[What is expected]: Images appear in the records below; leave them out and repeat everything else exactly.

[Extracted records]:
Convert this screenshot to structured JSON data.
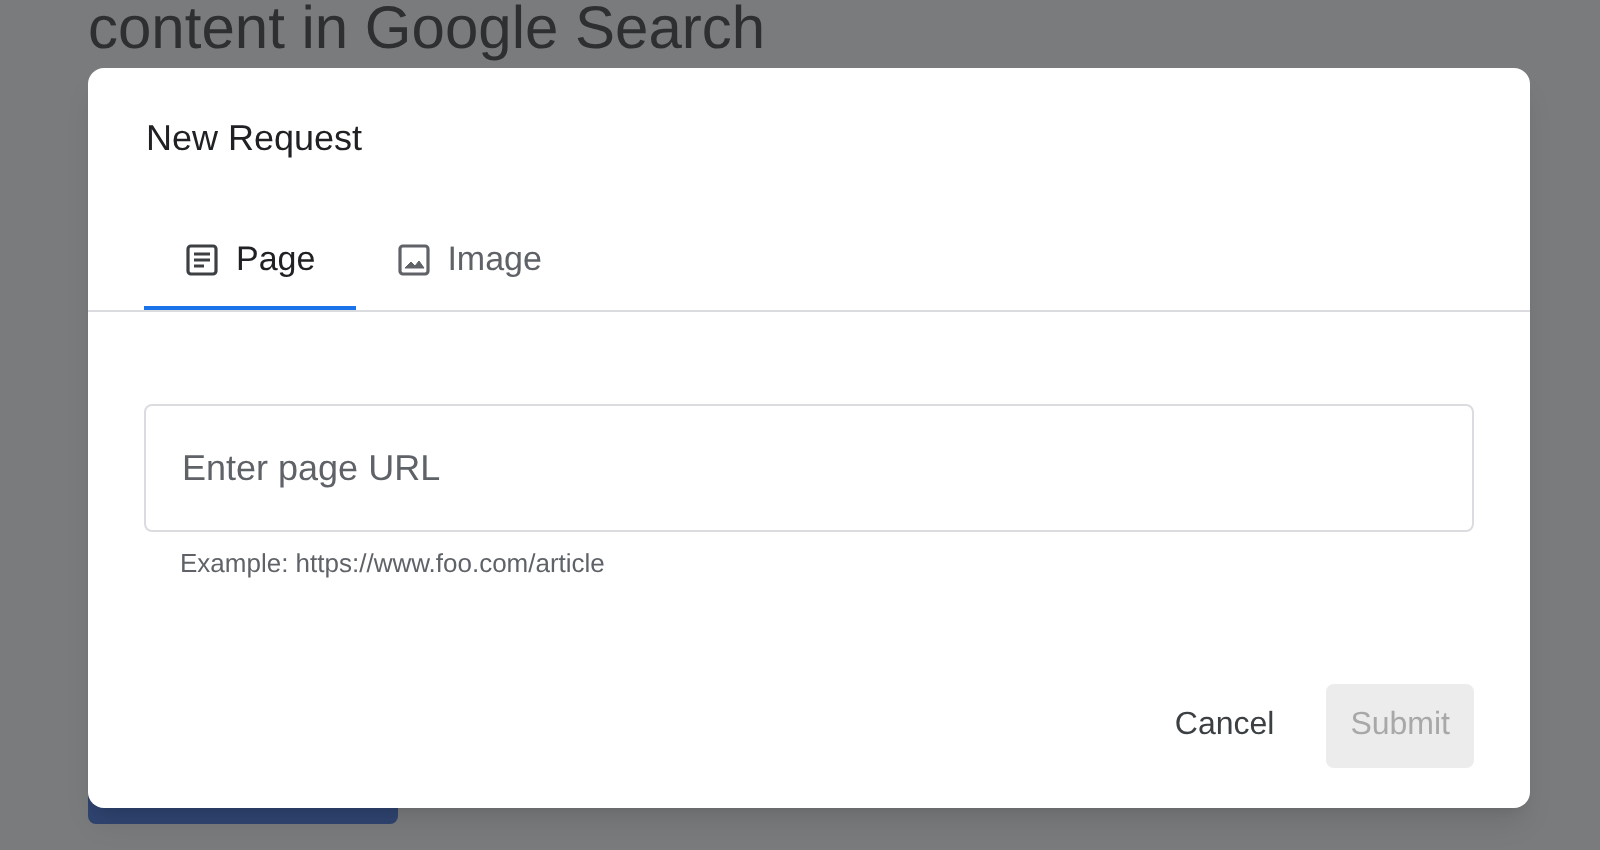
{
  "background": {
    "heading": "content in Google Search"
  },
  "dialog": {
    "title": "New Request",
    "tabs": [
      {
        "label": "Page",
        "kind": "page",
        "selected": true
      },
      {
        "label": "Image",
        "kind": "image",
        "selected": false
      }
    ],
    "url_field": {
      "placeholder": "Enter page URL",
      "helper": "Example: https://www.foo.com/article"
    },
    "buttons": [
      {
        "label": "Cancel",
        "kind": "text",
        "disabled": false
      },
      {
        "label": "Submit",
        "kind": "filled",
        "disabled": true
      }
    ]
  }
}
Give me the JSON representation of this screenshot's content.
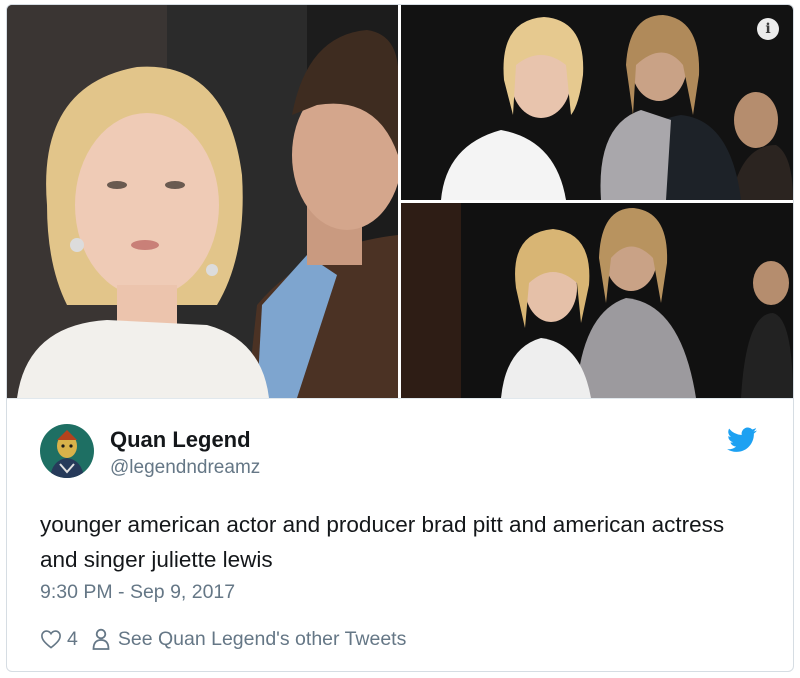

[Response to this task]:
Convert this screenshot to structured JSON data.
{
  "background": {
    "heading": "content in Google Search"
  },
  "dialog": {
    "title": "New Request",
    "tabs": [
      {
        "label": "Page",
        "kind": "page",
        "selected": true
      },
      {
        "label": "Image",
        "kind": "image",
        "selected": false
      }
    ],
    "url_field": {
      "placeholder": "Enter page URL",
      "helper": "Example: https://www.foo.com/article"
    },
    "buttons": [
      {
        "label": "Cancel",
        "kind": "text",
        "disabled": false
      },
      {
        "label": "Submit",
        "kind": "filled",
        "disabled": true
      }
    ]
  }
}
Give me the JSON representation of this screenshot's content.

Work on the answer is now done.